**GIVEN REQUEST:** Every line of the material below should be repeated exactly.

**SUPPLIED RECORDS:**
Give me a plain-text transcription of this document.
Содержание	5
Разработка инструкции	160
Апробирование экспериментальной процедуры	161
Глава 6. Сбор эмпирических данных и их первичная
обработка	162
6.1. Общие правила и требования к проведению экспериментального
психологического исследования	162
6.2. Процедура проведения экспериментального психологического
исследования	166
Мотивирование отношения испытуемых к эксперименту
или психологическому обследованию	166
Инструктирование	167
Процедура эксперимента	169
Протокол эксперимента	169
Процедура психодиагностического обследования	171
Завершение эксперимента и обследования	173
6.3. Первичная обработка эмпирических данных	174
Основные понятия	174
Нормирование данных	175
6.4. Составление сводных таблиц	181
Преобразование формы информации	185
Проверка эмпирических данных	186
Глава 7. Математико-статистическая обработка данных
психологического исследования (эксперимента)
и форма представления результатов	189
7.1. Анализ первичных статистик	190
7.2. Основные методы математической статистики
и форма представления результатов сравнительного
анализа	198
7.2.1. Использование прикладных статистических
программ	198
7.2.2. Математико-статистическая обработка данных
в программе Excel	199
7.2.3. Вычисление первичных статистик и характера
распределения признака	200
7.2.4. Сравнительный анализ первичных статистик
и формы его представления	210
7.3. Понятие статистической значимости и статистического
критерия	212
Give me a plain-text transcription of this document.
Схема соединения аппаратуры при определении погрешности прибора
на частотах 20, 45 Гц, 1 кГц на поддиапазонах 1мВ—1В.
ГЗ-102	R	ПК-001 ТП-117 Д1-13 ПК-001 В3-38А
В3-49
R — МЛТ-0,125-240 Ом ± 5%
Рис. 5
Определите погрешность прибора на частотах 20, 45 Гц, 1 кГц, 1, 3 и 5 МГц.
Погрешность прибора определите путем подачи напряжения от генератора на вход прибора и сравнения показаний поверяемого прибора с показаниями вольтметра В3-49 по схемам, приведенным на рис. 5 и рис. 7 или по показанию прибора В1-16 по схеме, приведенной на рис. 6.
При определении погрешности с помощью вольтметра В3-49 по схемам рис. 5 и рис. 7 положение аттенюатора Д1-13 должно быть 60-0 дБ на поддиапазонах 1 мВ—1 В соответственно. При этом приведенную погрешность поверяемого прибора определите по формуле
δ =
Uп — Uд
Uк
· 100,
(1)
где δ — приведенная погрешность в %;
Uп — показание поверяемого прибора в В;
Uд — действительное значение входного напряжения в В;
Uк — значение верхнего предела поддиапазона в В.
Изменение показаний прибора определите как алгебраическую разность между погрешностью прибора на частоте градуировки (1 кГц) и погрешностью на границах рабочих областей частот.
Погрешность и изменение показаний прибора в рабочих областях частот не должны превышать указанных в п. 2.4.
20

**REPLY:**
Give me a plain-text transcription of this document.
Содержание	5
Разработка инструкции	160
Апробирование экспериментальной процедуры	161
Глава 6. Сбор эмпирических данных и их первичная
обработка	162
6.1. Общие правила и требования к проведению экспериментального
психологического исследования	162
6.2. Процедура проведения экспериментального психологического
исследования	166
Мотивирование отношения испытуемых к эксперименту
или психологическому обследованию	166
Инструктирование	167
Процедура эксперимента	169
Протокол эксперимента	169
Процедура психодиагностического обследования	171
Завершение эксперимента и обследования	173
6.3. Первичная обработка эмпирических данных	174
Основные понятия	174
Нормирование данных	175
6.4. Составление сводных таблиц	181
Преобразование формы информации	185
Проверка эмпирических данных	186
Глава 7. Математико-статистическая обработка данных
психологического исследования (эксперимента)
и форма представления результатов	189
7.1. Анализ первичных статистик	190
7.2. Основные методы математической статистики
и форма представления результатов сравнительного
анализа	198
7.2.1. Использование прикладных статистических
программ	198
7.2.2. Математико-статистическая обработка данных
в программе Excel	199
7.2.3. Вычисление первичных статистик и характера
распределения признака	200
7.2.4. Сравнительный анализ первичных статистик
и формы его представления	210
7.3. Понятие статистической значимости и статистического
критерия	212
Give me a plain-text transcription of this document.
Схема соединения аппаратуры при определении погрешности прибора
на частотах 20, 45 Гц, 1 кГц на поддиапазонах 1мВ—1В.
ГЗ-102	R	ПК-001 ТП-117 Д1-13 ПК-001 В3-38А
В3-49
R — МЛТ-0,125-240 Ом ± 5%
Рис. 5
Определите погрешность прибора на частотах 20, 45 Гц, 1 кГц, 1, 3 и 5 МГц.
Погрешность прибора определите путем подачи напряжения от генератора на вход прибора и сравнения показаний поверяемого прибора с показаниями вольтметра В3-49 по схемам, приведенным на рис. 5 и рис. 7 или по показанию прибора В1-16 по схеме, приведенной на рис. 6.
При определении погрешности с помощью вольтметра В3-49 по схемам рис. 5 и рис. 7 положение аттенюатора Д1-13 должно быть 60-0 дБ на поддиапазонах 1 мВ—1 В соответственно. При этом приведенную погрешность поверяемого прибора определите по формуле
δ =
Uп — Uд
Uк
· 100,
(1)
где δ — приведенная погрешность в %;
Uп — показание поверяемого прибора в В;
Uд — действительное значение входного напряжения в В;
Uк — значение верхнего предела поддиапазона в В.
Изменение показаний прибора определите как алгебраическую разность между погрешностью прибора на частоте градуировки (1 кГц) и погрешностью на границах рабочих областей частот.
Погрешность и изменение показаний прибора в рабочих областях частот не должны превышать указанных в п. 2.4.
20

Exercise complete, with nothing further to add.